=== SHORT EXERCISE ===
Extract every line that contains the string "tabs".

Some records
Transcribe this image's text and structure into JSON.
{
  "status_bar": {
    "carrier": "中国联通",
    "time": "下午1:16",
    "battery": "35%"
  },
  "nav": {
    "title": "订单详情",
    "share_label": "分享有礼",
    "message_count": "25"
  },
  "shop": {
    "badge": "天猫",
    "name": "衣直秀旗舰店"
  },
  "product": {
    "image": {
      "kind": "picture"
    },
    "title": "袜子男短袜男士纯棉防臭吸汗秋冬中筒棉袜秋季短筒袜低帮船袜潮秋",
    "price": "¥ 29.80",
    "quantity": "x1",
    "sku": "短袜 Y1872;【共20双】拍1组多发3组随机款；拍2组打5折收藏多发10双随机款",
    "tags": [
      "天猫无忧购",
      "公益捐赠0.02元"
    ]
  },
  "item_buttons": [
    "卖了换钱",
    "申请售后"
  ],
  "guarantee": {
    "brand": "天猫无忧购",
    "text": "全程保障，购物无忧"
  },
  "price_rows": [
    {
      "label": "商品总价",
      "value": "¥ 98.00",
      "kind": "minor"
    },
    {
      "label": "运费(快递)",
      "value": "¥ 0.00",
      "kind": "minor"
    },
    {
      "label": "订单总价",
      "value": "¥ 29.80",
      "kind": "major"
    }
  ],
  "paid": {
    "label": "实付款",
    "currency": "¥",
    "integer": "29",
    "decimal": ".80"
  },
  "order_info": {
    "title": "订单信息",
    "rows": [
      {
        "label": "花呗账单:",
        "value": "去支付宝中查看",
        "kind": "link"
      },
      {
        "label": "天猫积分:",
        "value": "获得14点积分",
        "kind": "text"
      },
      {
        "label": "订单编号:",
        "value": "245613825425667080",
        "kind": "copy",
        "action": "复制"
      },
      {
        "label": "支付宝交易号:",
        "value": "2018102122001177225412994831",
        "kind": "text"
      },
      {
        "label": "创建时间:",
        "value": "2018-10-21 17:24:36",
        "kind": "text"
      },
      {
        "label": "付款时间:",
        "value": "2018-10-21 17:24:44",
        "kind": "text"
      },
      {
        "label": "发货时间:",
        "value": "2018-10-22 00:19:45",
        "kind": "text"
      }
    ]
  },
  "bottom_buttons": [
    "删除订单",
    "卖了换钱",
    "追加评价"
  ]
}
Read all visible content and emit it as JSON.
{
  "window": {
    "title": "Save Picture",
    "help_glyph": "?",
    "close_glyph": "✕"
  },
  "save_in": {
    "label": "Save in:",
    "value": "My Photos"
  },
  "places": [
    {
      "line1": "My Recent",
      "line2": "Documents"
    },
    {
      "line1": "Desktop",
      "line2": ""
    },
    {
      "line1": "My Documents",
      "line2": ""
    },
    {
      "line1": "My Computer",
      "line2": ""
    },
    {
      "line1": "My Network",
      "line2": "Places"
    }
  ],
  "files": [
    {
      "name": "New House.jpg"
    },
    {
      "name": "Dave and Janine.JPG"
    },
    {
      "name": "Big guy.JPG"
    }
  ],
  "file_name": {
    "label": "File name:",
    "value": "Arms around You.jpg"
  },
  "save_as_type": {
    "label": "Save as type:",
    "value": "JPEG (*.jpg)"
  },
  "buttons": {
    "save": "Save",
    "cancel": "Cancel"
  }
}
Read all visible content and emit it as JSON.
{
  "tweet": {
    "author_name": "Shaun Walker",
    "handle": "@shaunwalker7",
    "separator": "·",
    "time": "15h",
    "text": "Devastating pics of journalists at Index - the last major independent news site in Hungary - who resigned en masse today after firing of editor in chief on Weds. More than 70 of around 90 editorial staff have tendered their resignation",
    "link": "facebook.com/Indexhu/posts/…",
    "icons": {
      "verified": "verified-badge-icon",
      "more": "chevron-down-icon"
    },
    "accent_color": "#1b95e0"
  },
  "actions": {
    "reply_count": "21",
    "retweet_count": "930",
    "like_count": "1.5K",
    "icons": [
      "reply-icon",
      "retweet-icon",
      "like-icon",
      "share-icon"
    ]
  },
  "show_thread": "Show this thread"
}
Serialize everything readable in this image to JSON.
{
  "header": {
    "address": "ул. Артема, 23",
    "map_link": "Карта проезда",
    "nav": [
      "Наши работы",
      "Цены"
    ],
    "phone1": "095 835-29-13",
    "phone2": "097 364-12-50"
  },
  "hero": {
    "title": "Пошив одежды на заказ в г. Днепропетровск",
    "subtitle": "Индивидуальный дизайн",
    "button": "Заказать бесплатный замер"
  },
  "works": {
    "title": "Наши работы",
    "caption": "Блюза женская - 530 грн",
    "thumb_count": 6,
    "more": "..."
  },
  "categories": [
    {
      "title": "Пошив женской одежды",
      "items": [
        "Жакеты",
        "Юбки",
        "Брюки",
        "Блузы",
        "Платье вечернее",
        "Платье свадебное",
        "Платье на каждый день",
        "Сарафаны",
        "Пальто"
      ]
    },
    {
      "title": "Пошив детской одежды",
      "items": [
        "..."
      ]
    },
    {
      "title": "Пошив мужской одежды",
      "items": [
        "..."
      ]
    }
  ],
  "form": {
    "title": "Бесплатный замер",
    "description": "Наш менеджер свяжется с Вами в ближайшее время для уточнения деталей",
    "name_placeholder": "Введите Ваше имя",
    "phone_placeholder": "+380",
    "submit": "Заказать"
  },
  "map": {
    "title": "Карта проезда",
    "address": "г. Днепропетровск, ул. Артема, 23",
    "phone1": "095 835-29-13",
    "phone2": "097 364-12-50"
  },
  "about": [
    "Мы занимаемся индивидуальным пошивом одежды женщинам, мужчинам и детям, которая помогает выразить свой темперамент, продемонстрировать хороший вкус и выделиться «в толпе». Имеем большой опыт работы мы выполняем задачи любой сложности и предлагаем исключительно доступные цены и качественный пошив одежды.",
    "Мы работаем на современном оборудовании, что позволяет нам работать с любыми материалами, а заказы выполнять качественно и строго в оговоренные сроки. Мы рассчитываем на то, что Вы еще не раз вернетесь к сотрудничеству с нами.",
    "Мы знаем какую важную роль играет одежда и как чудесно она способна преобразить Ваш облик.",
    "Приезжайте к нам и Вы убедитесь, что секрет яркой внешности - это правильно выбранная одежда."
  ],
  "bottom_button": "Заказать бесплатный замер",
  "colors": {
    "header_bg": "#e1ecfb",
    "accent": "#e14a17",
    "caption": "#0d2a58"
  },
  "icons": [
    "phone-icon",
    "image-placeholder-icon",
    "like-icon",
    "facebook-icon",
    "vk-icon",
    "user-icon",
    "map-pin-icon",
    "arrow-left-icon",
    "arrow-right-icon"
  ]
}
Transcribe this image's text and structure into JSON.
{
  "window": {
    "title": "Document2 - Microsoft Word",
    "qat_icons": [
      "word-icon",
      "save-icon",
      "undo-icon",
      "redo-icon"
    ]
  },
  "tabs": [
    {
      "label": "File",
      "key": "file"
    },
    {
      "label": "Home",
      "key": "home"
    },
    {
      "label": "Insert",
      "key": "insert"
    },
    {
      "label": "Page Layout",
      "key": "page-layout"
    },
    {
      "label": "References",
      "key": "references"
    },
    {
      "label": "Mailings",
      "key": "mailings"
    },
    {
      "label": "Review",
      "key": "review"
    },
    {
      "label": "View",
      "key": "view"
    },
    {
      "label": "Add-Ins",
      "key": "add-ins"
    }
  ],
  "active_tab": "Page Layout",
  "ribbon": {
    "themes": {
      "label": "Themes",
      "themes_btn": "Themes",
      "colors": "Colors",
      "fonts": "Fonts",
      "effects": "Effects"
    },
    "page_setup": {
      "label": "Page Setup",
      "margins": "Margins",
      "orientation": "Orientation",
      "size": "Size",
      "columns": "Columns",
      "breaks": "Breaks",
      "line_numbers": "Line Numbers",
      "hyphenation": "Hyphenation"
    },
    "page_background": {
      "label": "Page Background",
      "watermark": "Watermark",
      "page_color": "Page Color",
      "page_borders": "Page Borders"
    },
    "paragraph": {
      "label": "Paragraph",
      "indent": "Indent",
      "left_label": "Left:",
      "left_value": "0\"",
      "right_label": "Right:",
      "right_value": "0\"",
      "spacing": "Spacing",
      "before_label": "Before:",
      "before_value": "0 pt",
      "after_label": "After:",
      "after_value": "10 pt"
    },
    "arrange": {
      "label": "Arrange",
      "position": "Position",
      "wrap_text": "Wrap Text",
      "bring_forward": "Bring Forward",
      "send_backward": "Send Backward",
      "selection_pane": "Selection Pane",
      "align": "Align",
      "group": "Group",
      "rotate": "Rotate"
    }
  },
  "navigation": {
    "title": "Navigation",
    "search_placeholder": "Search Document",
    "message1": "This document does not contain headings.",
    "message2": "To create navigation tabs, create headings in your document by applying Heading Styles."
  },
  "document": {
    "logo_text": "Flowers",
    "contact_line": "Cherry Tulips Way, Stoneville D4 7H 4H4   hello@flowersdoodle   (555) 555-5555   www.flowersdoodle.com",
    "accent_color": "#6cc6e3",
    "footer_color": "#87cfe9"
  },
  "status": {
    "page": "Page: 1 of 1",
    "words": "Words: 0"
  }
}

=== ANSWER ===
  "tabs": [
    "message2": "To create navigation tabs, create headings in your document by applying Heading Styles."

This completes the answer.